(Task statement):
Report each line of the data that has "veulent" somewhere in it.

(The data):
Begin
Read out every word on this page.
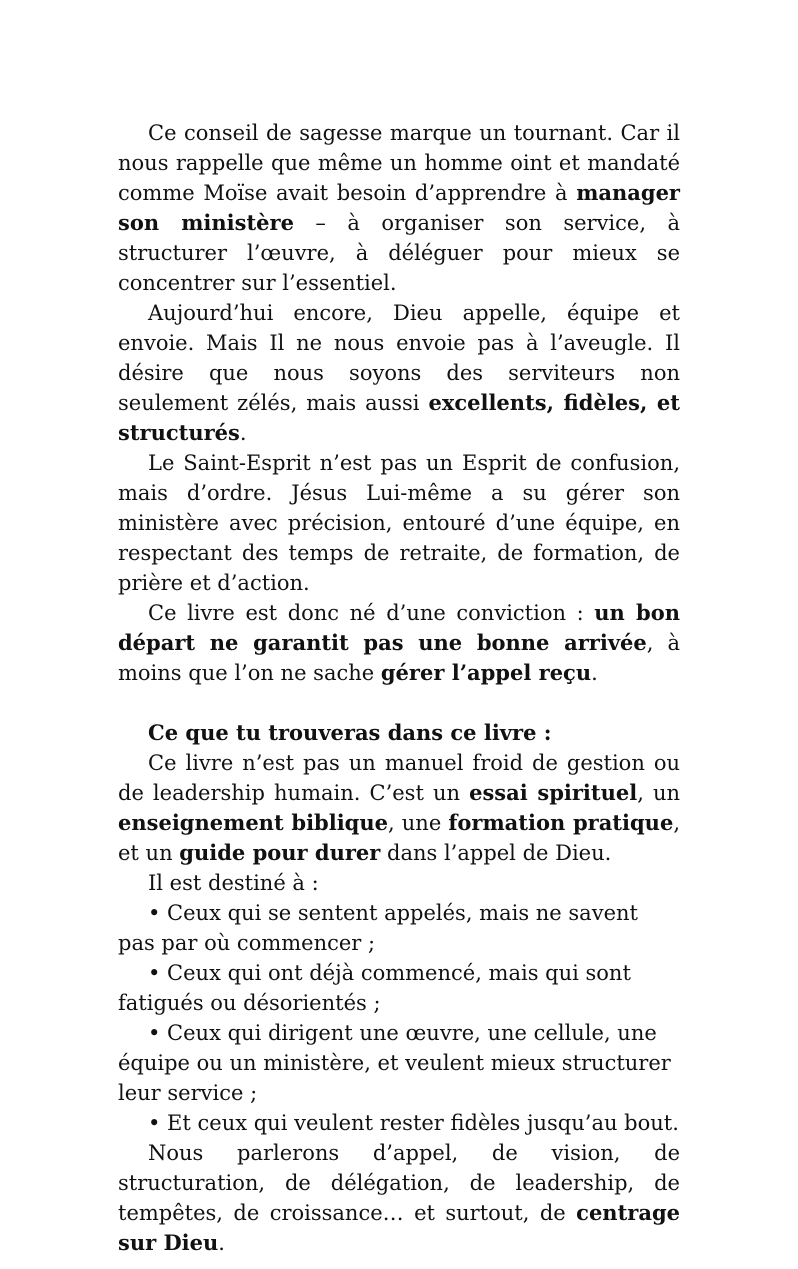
Ce conseil de sagesse marque un tournant. Car il nous rappelle que même un homme oint et mandaté comme Moïse avait besoin d’apprendre à manager son ministère – à organiser son service, à structurer l’œuvre, à déléguer pour mieux se concentrer sur l’essentiel.

Aujourd’hui encore, Dieu appelle, équipe et envoie. Mais Il ne nous envoie pas à l’aveugle. Il désire que nous soyons des serviteurs non seulement zélés, mais aussi excellents, fidèles, et structurés.

Le Saint-Esprit n’est pas un Esprit de confusion, mais d’ordre. Jésus Lui-même a su gérer son ministère avec précision, entouré d’une équipe, en respectant des temps de retraite, de formation, de prière et d’action.

Ce livre est donc né d’une conviction : un bon départ ne garantit pas une bonne arrivée, à moins que l’on ne sache gérer l’appel reçu.

Ce que tu trouveras dans ce livre :

Ce livre n’est pas un manuel froid de gestion ou de leadership humain. C’est un essai spirituel, un enseignement biblique, une formation pratique, et un guide pour durer dans l’appel de Dieu.

Il est destiné à :

• Ceux qui se sentent appelés, mais ne savent pas par où commencer ;

• Ceux qui ont déjà commencé, mais qui sont fatigués ou désorientés ;

• Ceux qui dirigent une œuvre, une cellule, une équipe ou un ministère, et veulent mieux structurer leur service ;

• Et ceux qui veulent rester fidèles jusqu’au bout.

Nous parlerons d’appel, de vision, de structuration, de délégation, de leadership, de tempêtes, de croissance… et surtout, de centrage sur Dieu.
End
(Written solution):
• Ceux qui dirigent une œuvre, une cellule, une équipe ou un ministère, et veulent mieux structurer leur service ;
• Et ceux qui veulent rester fidèles jusqu’au bout.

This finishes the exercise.